DESCRIPTION OF THE TASK: Find every line in the records below that holds the word "studInfo", and copy it out.

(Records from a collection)
________
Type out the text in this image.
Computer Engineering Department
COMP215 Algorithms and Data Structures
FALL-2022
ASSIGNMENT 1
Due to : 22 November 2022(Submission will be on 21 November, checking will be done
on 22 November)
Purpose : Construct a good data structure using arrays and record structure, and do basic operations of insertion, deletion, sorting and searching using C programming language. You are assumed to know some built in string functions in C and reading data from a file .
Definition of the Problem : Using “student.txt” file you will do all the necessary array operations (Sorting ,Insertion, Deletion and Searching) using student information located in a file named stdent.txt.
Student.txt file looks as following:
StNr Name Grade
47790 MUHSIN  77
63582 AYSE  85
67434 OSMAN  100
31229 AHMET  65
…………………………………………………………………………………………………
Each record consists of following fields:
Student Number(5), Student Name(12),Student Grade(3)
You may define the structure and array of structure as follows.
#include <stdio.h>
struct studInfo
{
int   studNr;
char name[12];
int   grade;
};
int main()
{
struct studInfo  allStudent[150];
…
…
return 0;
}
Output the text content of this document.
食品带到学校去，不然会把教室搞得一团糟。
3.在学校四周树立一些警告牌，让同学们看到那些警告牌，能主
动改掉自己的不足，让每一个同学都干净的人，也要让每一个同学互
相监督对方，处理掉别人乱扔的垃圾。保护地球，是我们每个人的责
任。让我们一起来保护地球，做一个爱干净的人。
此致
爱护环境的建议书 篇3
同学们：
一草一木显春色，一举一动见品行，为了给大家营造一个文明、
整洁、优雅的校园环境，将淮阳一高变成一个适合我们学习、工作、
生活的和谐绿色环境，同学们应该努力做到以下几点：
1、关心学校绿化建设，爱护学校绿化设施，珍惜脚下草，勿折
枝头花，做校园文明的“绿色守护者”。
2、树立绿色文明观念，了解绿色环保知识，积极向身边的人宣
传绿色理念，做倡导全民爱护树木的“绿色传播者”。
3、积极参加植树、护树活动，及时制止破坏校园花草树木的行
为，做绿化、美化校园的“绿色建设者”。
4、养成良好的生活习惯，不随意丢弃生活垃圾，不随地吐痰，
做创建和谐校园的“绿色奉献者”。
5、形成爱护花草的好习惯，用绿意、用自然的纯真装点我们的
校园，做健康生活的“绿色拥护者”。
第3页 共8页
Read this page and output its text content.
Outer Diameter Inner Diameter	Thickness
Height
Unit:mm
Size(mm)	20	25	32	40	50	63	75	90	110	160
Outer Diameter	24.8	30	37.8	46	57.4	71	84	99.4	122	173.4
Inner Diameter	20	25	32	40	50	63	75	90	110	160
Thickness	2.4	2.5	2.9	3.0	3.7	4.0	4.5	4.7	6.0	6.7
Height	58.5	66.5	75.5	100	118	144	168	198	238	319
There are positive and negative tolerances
________
TASK ANSWER:
struct studInfo
struct studInfo  allStudent[150];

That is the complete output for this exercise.